* start DATA LINES *

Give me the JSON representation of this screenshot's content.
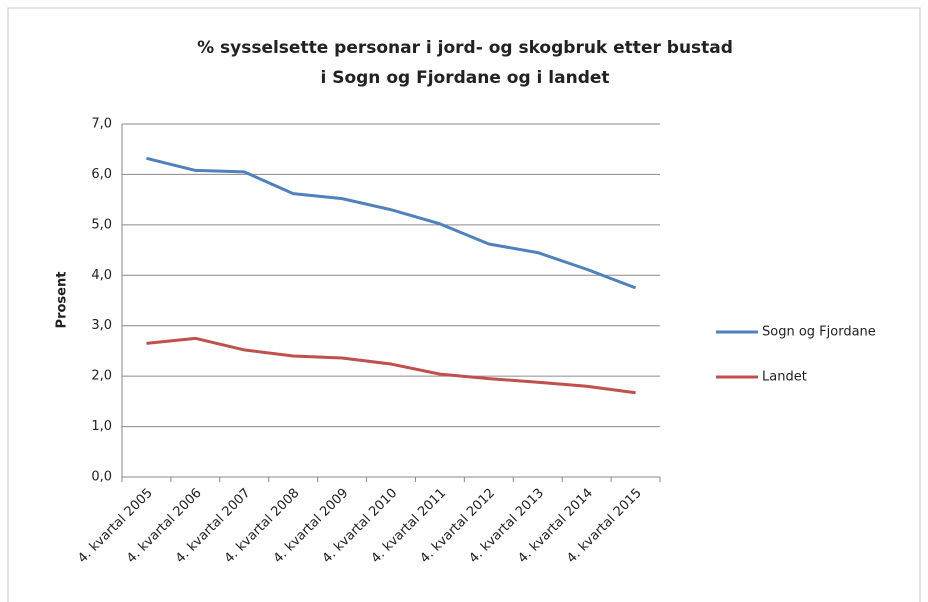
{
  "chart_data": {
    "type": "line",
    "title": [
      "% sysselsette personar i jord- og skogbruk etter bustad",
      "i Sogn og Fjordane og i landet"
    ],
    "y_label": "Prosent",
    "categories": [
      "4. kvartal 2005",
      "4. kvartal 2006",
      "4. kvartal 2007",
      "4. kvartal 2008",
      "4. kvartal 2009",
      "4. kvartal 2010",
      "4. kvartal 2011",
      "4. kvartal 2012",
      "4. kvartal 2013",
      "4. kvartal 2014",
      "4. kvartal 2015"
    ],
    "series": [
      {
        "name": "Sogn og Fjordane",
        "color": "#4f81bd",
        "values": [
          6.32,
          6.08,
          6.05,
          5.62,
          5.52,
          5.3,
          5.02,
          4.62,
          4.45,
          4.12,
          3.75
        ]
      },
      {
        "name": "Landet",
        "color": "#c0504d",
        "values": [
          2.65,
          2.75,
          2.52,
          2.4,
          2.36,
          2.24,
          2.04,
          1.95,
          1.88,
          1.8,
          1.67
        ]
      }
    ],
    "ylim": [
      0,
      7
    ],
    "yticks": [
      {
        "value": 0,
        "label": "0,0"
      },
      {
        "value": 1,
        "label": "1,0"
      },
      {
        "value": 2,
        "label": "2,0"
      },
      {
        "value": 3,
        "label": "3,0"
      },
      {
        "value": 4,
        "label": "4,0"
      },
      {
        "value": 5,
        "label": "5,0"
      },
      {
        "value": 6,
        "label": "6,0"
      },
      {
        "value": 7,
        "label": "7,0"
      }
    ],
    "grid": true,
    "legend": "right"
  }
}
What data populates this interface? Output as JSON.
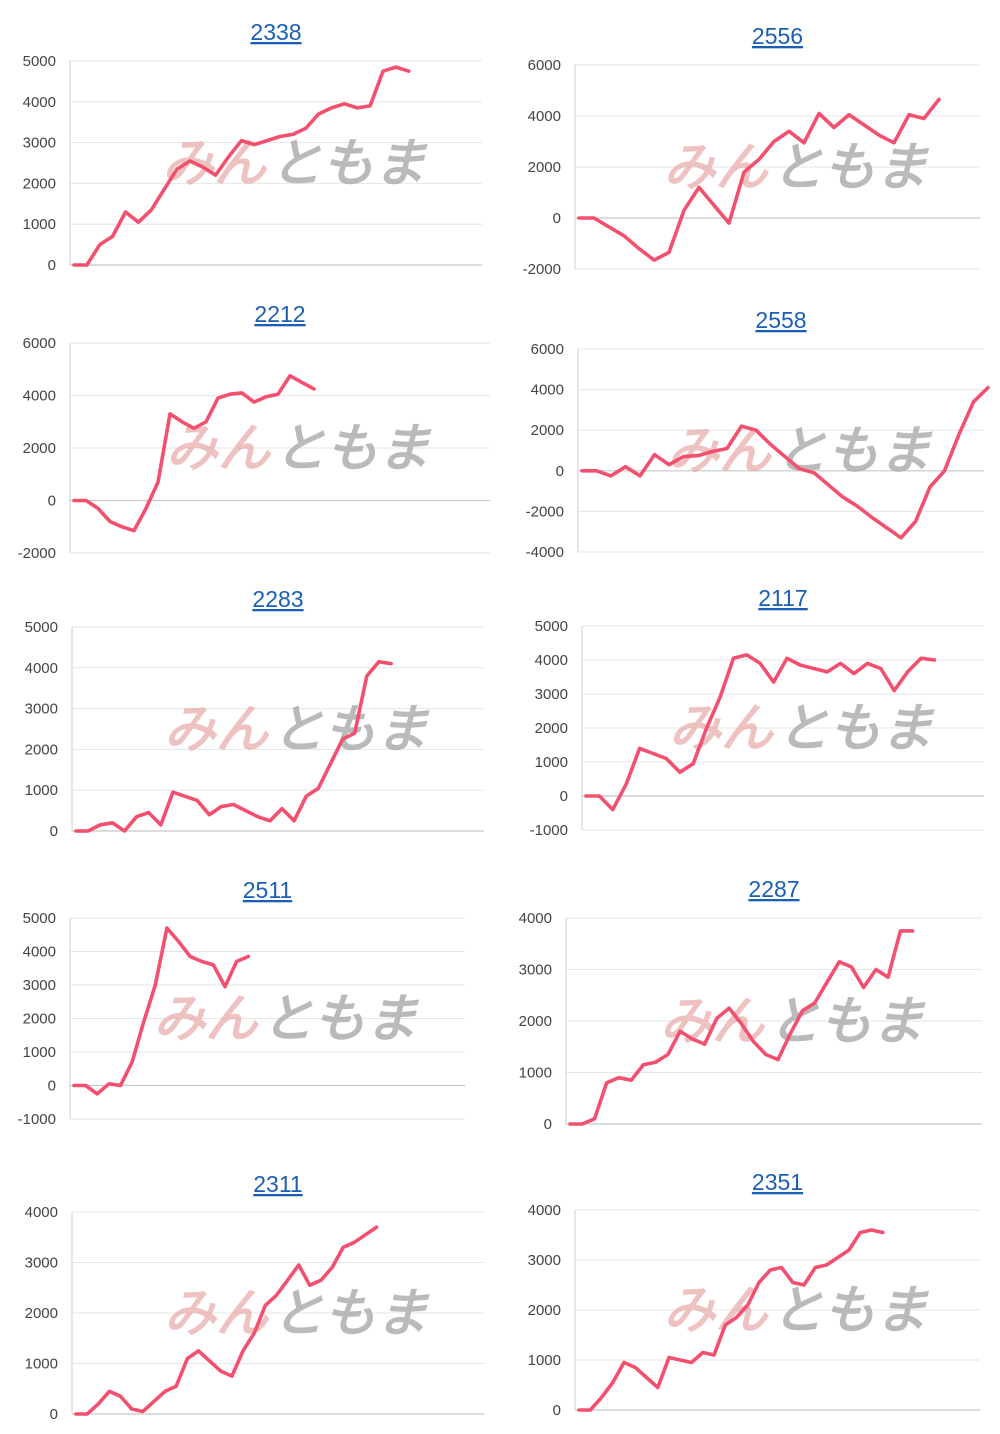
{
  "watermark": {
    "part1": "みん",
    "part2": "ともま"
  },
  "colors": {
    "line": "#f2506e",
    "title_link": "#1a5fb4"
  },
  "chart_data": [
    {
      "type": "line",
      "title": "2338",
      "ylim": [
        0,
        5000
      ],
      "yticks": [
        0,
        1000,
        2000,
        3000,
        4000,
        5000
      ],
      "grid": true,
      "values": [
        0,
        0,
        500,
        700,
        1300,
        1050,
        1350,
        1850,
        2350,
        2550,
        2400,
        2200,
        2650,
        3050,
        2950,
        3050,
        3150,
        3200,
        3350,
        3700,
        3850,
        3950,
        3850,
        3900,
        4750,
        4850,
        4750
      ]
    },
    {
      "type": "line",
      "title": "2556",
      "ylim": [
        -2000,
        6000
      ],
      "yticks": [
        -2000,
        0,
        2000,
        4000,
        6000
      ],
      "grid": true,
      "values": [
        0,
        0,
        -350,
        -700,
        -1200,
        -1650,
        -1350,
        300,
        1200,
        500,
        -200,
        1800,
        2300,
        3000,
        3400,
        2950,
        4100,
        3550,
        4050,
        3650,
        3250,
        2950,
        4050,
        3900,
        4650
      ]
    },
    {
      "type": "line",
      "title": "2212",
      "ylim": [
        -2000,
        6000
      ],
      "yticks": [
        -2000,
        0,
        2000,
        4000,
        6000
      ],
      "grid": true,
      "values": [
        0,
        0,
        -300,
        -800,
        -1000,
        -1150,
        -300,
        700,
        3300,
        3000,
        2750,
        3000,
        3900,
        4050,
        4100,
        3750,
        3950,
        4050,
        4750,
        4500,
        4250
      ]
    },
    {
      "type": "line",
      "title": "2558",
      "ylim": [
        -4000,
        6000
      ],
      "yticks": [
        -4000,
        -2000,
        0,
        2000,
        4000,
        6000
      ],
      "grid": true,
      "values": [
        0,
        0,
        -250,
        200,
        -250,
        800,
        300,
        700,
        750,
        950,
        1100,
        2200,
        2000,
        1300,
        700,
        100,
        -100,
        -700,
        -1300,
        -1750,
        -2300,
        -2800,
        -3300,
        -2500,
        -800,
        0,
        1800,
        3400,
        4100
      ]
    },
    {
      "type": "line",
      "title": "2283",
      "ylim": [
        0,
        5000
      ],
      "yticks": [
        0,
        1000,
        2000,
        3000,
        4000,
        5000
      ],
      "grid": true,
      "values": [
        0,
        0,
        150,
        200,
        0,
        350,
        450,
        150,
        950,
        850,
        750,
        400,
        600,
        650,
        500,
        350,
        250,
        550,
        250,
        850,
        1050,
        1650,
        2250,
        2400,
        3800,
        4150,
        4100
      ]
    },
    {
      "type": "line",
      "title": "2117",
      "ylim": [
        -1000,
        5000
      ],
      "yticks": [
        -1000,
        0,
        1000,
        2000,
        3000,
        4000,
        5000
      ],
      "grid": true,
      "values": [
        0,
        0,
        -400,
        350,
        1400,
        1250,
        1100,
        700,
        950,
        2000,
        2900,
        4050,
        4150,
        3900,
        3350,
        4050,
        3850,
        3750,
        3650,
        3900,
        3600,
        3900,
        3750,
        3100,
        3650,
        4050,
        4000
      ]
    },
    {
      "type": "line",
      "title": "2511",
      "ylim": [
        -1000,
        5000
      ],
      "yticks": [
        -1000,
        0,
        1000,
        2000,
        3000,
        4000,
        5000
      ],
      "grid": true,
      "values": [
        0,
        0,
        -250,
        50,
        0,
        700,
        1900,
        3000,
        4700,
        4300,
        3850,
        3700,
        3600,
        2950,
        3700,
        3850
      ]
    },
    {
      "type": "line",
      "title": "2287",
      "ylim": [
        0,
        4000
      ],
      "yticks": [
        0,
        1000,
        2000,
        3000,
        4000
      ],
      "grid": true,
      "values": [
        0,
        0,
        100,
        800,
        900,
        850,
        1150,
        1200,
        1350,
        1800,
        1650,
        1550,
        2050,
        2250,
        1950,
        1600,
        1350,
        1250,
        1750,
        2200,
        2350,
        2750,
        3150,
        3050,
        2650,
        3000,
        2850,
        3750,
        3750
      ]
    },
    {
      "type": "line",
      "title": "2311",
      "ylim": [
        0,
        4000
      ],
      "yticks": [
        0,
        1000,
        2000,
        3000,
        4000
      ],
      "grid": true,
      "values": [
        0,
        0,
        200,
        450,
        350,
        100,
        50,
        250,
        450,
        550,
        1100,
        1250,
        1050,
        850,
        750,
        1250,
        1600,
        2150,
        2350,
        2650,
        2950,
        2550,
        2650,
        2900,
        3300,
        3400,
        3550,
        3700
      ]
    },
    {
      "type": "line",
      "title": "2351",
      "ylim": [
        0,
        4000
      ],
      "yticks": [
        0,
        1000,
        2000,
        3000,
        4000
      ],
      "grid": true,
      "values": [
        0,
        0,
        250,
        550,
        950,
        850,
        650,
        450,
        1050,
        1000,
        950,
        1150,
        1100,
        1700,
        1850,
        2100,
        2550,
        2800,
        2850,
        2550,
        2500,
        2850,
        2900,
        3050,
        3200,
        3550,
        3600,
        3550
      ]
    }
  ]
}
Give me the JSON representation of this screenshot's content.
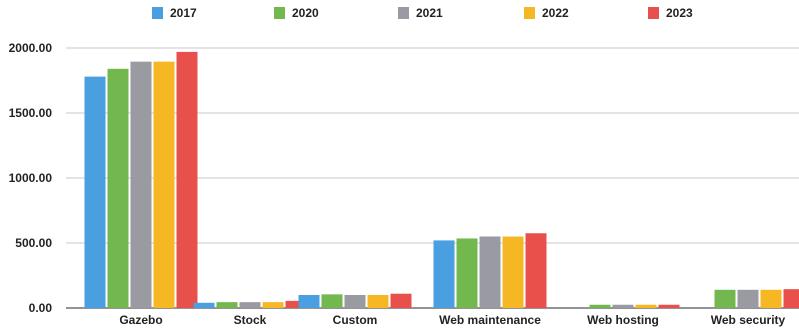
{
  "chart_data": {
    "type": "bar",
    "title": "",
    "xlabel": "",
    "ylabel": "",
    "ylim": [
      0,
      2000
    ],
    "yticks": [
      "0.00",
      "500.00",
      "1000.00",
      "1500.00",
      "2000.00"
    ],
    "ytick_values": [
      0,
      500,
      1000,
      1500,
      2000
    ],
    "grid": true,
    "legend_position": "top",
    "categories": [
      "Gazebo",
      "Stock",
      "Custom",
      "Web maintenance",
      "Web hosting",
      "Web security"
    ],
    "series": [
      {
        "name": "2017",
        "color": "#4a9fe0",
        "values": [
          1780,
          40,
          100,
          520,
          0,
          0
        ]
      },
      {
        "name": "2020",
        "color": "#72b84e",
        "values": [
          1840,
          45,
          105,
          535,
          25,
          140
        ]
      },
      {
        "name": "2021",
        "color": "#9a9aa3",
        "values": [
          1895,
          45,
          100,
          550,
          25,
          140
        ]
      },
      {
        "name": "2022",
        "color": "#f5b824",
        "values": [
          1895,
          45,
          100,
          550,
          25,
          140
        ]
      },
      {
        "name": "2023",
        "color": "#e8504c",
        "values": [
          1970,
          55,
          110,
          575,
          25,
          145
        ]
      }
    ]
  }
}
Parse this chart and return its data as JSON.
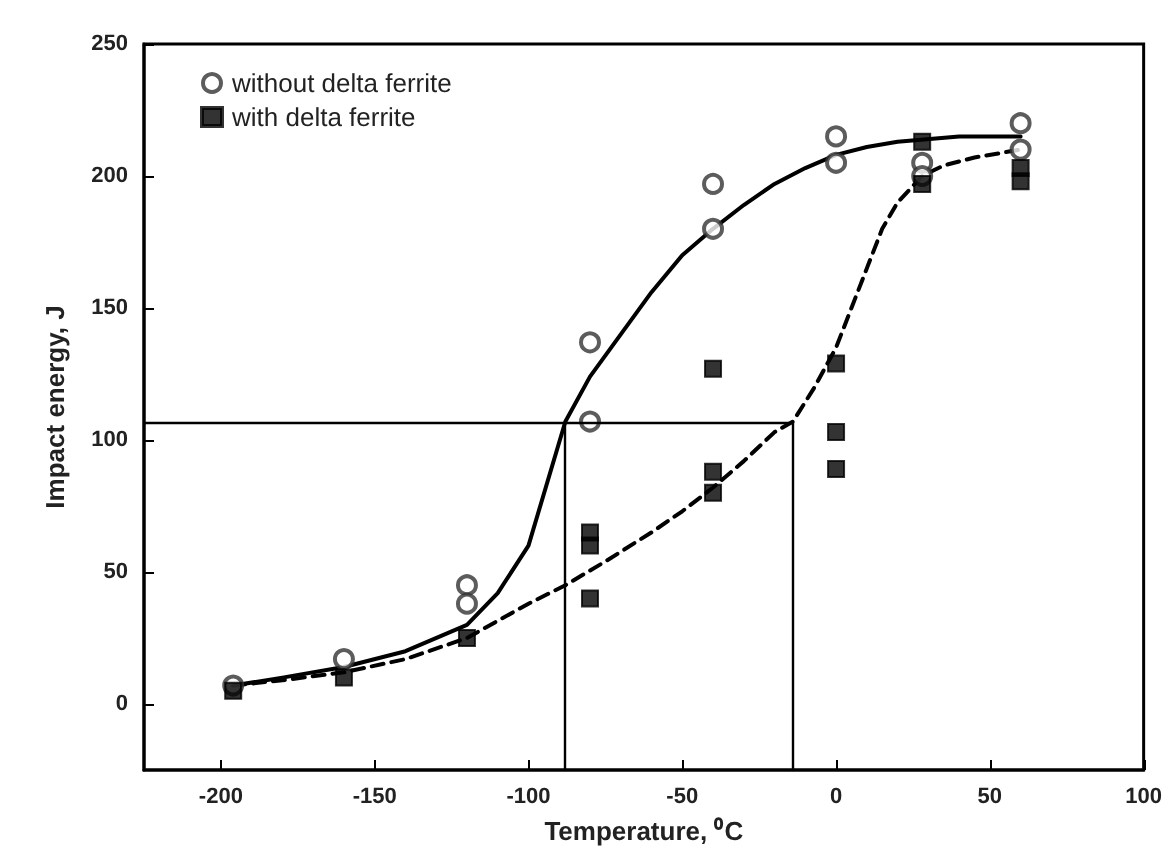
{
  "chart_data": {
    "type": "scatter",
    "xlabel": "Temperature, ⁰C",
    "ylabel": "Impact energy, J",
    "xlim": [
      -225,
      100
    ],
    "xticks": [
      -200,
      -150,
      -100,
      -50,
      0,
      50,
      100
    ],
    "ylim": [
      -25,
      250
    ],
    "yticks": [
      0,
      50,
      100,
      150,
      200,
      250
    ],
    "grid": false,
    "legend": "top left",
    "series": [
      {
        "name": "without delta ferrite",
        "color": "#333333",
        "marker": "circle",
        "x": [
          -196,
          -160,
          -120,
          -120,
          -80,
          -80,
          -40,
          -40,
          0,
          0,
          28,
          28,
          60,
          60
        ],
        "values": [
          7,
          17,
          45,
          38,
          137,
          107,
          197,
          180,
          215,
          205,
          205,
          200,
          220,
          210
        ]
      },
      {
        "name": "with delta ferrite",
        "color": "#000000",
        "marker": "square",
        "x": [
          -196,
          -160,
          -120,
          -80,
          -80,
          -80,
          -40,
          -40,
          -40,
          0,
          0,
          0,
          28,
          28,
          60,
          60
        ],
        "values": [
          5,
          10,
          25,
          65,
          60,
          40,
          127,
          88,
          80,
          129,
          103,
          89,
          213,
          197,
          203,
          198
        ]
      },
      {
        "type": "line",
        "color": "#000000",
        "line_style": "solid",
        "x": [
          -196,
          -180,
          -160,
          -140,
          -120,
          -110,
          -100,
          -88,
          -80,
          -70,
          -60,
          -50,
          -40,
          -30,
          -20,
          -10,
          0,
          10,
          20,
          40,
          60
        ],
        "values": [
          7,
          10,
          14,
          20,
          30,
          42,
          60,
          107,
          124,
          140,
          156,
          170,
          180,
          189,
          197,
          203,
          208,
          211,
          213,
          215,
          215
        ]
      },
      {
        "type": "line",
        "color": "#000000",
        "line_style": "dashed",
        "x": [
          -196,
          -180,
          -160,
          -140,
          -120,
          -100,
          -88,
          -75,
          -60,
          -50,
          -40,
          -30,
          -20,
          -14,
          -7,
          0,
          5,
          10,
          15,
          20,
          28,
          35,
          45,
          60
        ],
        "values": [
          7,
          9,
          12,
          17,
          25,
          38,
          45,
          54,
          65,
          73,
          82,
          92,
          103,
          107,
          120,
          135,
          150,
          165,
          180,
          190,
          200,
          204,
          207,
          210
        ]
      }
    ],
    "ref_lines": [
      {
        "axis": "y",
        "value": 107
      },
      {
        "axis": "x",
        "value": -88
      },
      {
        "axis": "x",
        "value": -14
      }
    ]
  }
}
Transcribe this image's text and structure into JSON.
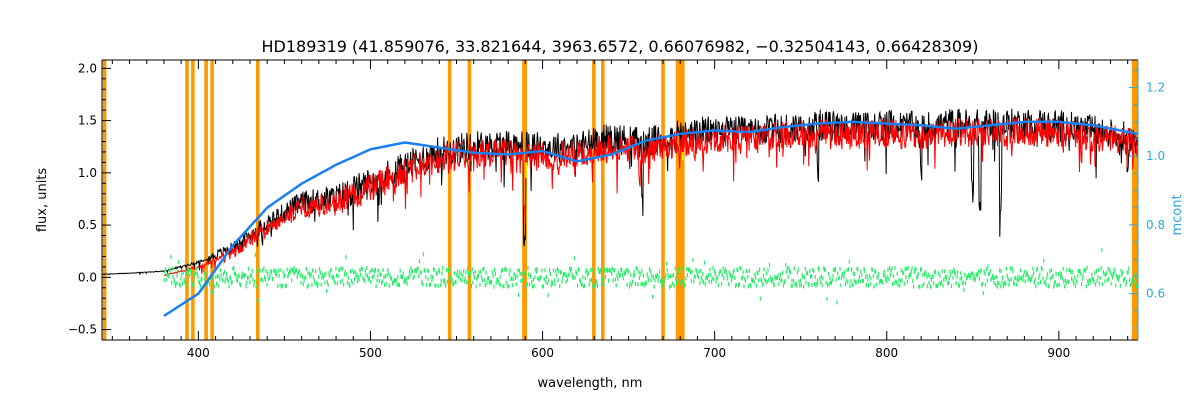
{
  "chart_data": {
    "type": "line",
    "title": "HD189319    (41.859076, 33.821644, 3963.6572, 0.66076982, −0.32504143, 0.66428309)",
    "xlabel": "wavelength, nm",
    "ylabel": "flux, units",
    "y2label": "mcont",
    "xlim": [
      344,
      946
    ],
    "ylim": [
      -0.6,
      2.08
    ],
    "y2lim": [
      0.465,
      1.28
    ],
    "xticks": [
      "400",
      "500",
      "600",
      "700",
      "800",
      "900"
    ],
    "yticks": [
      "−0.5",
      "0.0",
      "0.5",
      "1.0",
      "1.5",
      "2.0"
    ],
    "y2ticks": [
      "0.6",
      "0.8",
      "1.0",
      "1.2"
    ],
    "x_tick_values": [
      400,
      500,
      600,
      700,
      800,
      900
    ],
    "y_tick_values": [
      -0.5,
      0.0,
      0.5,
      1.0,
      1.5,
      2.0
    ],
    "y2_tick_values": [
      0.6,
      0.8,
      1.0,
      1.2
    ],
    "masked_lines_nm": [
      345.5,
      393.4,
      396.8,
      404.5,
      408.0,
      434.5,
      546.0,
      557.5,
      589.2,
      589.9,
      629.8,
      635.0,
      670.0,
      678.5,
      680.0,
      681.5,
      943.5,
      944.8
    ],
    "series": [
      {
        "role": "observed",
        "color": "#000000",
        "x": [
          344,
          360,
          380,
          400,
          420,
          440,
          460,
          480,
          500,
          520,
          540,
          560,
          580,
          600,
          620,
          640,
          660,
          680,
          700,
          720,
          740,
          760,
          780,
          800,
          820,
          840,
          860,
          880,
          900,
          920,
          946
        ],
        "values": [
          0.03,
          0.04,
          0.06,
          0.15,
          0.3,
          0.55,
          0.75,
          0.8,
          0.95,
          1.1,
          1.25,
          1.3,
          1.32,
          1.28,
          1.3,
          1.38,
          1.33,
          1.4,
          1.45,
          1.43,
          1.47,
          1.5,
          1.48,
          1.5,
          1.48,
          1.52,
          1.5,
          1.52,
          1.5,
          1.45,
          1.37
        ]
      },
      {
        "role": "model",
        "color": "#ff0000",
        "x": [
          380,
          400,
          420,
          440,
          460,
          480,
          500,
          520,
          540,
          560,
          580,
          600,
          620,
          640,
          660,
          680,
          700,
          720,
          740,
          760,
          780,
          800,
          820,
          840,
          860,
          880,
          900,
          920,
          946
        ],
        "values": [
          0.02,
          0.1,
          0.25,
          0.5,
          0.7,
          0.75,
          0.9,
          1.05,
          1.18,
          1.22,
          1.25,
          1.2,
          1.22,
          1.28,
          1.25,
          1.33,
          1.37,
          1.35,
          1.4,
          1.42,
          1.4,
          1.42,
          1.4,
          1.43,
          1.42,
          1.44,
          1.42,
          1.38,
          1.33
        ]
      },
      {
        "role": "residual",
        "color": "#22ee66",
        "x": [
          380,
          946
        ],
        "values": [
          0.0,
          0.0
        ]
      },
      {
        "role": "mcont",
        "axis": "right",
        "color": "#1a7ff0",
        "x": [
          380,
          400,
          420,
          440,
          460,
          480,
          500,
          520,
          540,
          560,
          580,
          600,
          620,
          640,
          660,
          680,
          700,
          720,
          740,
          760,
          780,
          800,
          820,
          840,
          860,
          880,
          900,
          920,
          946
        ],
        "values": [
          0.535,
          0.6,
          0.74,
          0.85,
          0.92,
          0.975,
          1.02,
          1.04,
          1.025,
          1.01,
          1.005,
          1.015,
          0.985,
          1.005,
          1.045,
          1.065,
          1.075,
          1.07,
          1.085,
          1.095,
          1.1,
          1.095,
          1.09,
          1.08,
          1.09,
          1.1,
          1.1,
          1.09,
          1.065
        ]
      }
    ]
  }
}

* end DATA LINES *

Pick out every line above that contains the word "Fjordane" and copy it.

      "i Sogn og Fjordane og i landet"
        "name": "Sogn og Fjordane",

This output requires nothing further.